Copy down every line where the string "Маріи" shows up.

<<<<

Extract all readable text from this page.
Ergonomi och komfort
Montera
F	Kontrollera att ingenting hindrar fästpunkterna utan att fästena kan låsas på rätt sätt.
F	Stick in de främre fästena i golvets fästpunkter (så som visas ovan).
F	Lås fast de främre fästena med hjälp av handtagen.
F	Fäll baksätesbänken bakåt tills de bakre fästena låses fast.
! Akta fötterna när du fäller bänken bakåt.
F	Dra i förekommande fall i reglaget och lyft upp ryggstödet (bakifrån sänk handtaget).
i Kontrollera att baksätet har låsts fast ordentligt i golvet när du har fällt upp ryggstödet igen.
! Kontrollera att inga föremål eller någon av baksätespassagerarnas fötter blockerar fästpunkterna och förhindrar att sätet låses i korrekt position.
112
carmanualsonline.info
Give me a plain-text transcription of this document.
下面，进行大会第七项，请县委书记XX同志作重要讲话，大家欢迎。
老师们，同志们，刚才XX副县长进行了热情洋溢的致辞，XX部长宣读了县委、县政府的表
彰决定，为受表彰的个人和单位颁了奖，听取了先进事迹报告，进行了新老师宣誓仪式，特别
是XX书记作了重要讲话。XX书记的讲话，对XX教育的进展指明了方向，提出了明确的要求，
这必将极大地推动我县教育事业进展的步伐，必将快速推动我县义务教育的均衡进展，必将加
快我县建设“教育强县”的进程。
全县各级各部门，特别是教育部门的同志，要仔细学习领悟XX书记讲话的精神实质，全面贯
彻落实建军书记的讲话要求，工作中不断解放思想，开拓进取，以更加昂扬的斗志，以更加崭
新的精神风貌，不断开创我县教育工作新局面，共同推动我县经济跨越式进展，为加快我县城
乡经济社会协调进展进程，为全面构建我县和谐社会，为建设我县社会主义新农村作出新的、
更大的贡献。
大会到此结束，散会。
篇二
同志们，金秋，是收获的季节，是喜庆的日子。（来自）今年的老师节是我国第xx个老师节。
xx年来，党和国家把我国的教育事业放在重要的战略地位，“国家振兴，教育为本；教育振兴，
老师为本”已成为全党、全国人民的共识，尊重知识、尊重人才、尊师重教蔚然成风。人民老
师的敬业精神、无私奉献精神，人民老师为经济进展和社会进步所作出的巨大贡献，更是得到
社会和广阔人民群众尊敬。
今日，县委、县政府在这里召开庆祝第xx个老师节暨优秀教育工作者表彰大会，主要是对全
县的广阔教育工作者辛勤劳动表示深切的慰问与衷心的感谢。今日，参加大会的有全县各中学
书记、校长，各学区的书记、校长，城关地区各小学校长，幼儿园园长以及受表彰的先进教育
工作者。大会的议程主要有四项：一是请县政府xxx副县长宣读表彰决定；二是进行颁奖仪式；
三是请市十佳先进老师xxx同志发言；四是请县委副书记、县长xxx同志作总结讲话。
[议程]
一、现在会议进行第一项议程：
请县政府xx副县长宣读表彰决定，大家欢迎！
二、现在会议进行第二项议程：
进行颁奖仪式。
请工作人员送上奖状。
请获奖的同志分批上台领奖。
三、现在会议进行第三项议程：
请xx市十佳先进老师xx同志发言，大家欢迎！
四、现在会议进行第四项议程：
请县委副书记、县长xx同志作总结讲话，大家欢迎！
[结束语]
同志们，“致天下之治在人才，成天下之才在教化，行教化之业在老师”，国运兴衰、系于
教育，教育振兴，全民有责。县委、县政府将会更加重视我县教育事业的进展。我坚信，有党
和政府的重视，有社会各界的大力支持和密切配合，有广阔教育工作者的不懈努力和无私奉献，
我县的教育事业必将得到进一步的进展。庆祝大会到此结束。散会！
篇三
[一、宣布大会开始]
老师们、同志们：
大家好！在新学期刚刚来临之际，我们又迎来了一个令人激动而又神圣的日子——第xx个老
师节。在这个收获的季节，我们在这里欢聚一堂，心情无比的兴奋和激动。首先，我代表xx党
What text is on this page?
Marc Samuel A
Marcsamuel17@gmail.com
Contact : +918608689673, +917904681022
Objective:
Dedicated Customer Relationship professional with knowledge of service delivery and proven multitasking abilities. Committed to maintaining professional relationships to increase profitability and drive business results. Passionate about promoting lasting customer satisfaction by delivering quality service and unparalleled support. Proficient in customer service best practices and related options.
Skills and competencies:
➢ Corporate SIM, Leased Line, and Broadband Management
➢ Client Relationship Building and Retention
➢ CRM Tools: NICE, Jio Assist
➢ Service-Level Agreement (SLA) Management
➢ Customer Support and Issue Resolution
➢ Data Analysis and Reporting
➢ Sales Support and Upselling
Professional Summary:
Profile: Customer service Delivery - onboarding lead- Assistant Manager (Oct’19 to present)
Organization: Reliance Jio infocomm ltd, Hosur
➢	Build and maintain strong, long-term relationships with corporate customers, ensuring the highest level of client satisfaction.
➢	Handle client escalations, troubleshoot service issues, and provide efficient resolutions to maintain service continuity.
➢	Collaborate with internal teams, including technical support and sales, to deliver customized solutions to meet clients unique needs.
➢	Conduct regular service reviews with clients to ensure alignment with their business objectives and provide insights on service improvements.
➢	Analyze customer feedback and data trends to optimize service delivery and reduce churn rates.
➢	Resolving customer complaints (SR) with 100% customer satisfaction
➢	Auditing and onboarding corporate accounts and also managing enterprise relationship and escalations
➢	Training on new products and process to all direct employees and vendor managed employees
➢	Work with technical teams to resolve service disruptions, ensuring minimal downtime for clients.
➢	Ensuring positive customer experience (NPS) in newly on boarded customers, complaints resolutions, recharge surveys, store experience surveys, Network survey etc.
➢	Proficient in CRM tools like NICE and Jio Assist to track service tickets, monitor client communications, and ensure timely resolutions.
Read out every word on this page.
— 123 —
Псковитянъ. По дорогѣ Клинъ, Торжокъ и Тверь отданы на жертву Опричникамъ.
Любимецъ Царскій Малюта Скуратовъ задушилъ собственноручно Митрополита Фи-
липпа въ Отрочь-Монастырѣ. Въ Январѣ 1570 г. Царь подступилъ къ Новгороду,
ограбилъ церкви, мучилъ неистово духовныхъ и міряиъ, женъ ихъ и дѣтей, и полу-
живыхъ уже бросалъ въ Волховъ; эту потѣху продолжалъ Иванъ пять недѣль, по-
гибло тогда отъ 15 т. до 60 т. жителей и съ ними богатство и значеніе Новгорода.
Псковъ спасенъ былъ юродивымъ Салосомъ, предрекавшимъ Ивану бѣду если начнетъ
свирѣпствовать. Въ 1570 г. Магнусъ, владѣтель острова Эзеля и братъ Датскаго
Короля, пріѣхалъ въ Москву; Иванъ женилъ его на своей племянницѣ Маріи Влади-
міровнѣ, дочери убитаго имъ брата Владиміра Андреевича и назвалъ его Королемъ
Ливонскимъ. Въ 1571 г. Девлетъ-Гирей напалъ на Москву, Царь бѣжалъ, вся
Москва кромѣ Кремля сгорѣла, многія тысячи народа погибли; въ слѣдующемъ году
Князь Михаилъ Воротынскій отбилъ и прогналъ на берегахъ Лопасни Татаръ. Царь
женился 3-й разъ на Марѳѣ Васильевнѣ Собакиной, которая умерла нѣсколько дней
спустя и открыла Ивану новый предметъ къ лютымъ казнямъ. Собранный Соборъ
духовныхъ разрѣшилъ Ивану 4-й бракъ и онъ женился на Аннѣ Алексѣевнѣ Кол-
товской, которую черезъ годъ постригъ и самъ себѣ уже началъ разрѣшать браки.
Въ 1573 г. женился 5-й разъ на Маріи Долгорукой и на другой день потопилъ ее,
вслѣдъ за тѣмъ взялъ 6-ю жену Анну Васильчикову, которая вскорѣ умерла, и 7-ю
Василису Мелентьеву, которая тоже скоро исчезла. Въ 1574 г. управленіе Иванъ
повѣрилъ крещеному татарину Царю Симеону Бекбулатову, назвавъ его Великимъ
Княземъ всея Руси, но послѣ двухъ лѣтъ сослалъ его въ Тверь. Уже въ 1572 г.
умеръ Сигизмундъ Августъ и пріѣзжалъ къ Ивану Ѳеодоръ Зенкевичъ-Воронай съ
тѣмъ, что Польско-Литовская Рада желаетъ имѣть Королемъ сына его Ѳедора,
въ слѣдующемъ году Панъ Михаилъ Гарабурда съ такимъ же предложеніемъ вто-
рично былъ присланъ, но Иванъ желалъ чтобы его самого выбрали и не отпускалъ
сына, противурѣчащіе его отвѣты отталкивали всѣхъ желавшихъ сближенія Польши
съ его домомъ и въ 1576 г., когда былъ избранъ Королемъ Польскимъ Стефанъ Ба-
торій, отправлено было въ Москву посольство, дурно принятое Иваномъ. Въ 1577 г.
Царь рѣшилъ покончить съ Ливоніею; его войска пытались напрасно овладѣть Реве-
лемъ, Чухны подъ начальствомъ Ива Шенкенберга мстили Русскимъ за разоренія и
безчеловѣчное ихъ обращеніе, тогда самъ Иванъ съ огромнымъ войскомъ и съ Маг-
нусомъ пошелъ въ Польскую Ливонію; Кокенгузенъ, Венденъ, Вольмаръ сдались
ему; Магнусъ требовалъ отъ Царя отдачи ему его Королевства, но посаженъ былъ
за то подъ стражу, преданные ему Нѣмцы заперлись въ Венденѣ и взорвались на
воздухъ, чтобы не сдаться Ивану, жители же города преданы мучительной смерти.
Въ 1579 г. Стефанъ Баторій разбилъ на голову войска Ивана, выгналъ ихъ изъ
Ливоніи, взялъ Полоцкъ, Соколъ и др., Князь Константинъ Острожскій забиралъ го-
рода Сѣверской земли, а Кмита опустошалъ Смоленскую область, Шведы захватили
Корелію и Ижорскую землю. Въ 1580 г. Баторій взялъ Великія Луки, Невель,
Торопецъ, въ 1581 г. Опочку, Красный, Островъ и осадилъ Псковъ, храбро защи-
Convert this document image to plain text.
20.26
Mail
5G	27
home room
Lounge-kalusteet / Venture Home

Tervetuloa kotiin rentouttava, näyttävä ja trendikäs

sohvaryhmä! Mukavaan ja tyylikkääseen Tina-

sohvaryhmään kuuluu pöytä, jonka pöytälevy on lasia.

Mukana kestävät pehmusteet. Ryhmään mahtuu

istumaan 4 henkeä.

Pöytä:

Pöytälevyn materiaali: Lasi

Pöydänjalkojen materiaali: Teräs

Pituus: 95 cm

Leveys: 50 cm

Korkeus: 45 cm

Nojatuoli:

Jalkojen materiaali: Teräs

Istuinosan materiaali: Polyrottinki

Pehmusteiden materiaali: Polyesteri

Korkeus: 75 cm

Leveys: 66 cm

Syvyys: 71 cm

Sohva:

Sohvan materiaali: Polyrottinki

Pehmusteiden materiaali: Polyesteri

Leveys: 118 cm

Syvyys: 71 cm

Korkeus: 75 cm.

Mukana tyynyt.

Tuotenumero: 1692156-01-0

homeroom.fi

>>>>

§ **COMPLETED TASK**
Короля, пріѣхалъ въ Москву; Иванъ женилъ его на своей племянницѣ Маріи Влади-
Въ 1573 г. женился 5-й разъ на Маріи Долгорукой и на другой день потопилъ ее,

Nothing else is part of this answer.